Extracts from a graphics dataset
──────────

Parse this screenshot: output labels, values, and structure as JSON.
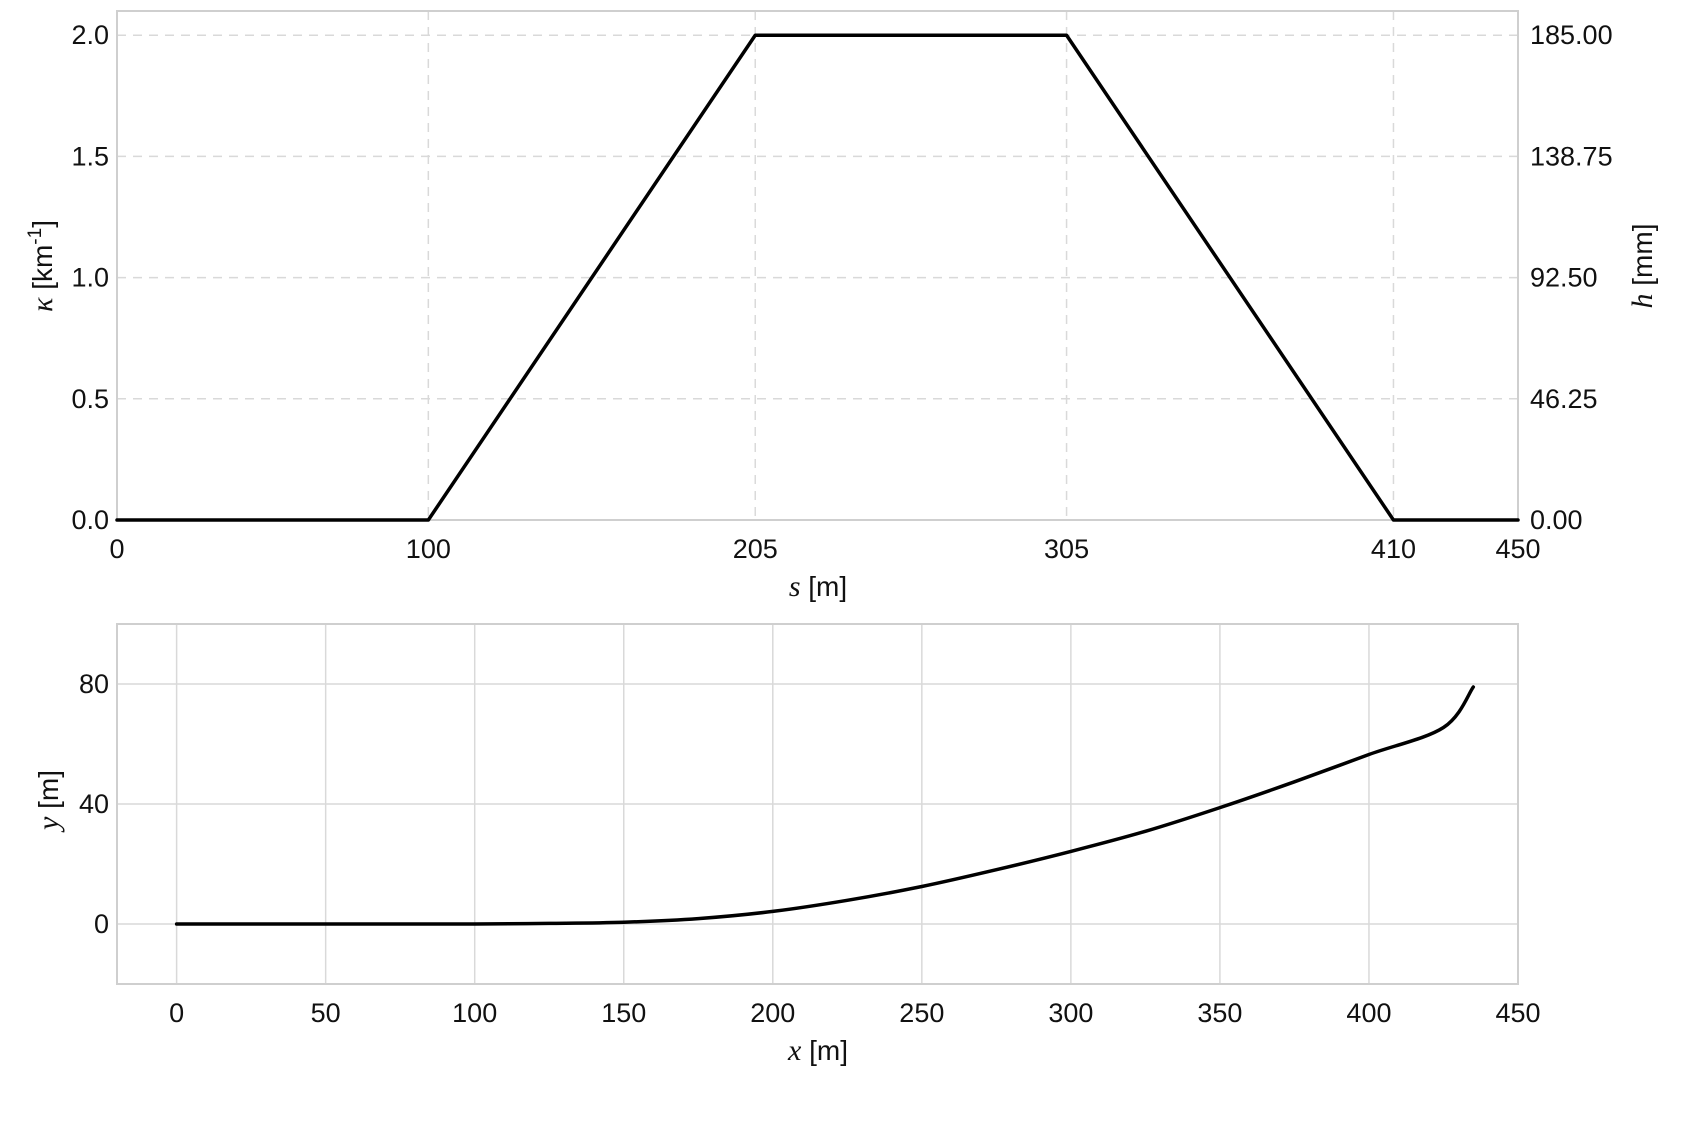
{
  "chart_data": [
    {
      "type": "line",
      "x": [
        0,
        100,
        205,
        305,
        410,
        450
      ],
      "series": [
        {
          "values": [
            0.0,
            0.0,
            2.0,
            2.0,
            0.0,
            0.0
          ]
        }
      ],
      "xlabel": {
        "var": "s",
        "unit": "[m]"
      },
      "ylabel": {
        "var": "κ",
        "unit": "[km",
        "sup": "-1",
        "close": "]"
      },
      "y2label": {
        "var": "h",
        "unit": "[mm]"
      },
      "xlim": [
        0,
        450
      ],
      "ylim": [
        0,
        2.1
      ],
      "y2lim": [
        0,
        194.25
      ],
      "xticks": [
        "0",
        "100",
        "205",
        "305",
        "410",
        "450"
      ],
      "yticks": [
        "0.0",
        "0.5",
        "1.0",
        "1.5",
        "2.0"
      ],
      "y2ticks": [
        "0.00",
        "46.25",
        "92.50",
        "138.75",
        "185.00"
      ],
      "grid": true,
      "grid_style": "dashed"
    },
    {
      "type": "line",
      "x": [
        0,
        50,
        100,
        125,
        150,
        175,
        200,
        225,
        250,
        275,
        300,
        325,
        350,
        375,
        400,
        425,
        435
      ],
      "series": [
        {
          "values": [
            0,
            0,
            0,
            0.2,
            0.6,
            1.8,
            4.2,
            7.9,
            12.5,
            18.1,
            24.2,
            30.9,
            38.8,
            47.4,
            56.5,
            65.5,
            79
          ]
        }
      ],
      "xlabel": {
        "var": "x",
        "unit": "[m]"
      },
      "ylabel": {
        "var": "y",
        "unit": "[m]"
      },
      "xlim": [
        -20,
        450
      ],
      "ylim": [
        -20,
        100
      ],
      "xticks": [
        "0",
        "50",
        "100",
        "150",
        "200",
        "250",
        "300",
        "350",
        "400",
        "450"
      ],
      "yticks": [
        "0",
        "40",
        "80"
      ],
      "grid": true,
      "grid_style": "solid"
    }
  ]
}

──────────

AIM:
Above are records with pictures; repeat the records exactly and leave the pictures out.

EXERCISE SOLUTION:
Parse this screenshot: output labels, values, and structure as JSON.
{
  "chart_data": [
    {
      "type": "line",
      "x": [
        0,
        100,
        205,
        305,
        410,
        450
      ],
      "series": [
        {
          "values": [
            0.0,
            0.0,
            2.0,
            2.0,
            0.0,
            0.0
          ]
        }
      ],
      "xlabel": {
        "var": "s",
        "unit": "[m]"
      },
      "ylabel": {
        "var": "κ",
        "unit": "[km",
        "sup": "-1",
        "close": "]"
      },
      "y2label": {
        "var": "h",
        "unit": "[mm]"
      },
      "xlim": [
        0,
        450
      ],
      "ylim": [
        0,
        2.1
      ],
      "y2lim": [
        0,
        194.25
      ],
      "xticks": [
        "0",
        "100",
        "205",
        "305",
        "410",
        "450"
      ],
      "yticks": [
        "0.0",
        "0.5",
        "1.0",
        "1.5",
        "2.0"
      ],
      "y2ticks": [
        "0.00",
        "46.25",
        "92.50",
        "138.75",
        "185.00"
      ],
      "grid": true,
      "grid_style": "dashed"
    },
    {
      "type": "line",
      "x": [
        0,
        50,
        100,
        125,
        150,
        175,
        200,
        225,
        250,
        275,
        300,
        325,
        350,
        375,
        400,
        425,
        435
      ],
      "series": [
        {
          "values": [
            0,
            0,
            0,
            0.2,
            0.6,
            1.8,
            4.2,
            7.9,
            12.5,
            18.1,
            24.2,
            30.9,
            38.8,
            47.4,
            56.5,
            65.5,
            79
          ]
        }
      ],
      "xlabel": {
        "var": "x",
        "unit": "[m]"
      },
      "ylabel": {
        "var": "y",
        "unit": "[m]"
      },
      "xlim": [
        -20,
        450
      ],
      "ylim": [
        -20,
        100
      ],
      "xticks": [
        "0",
        "50",
        "100",
        "150",
        "200",
        "250",
        "300",
        "350",
        "400",
        "450"
      ],
      "yticks": [
        "0",
        "40",
        "80"
      ],
      "grid": true,
      "grid_style": "solid"
    }
  ]
}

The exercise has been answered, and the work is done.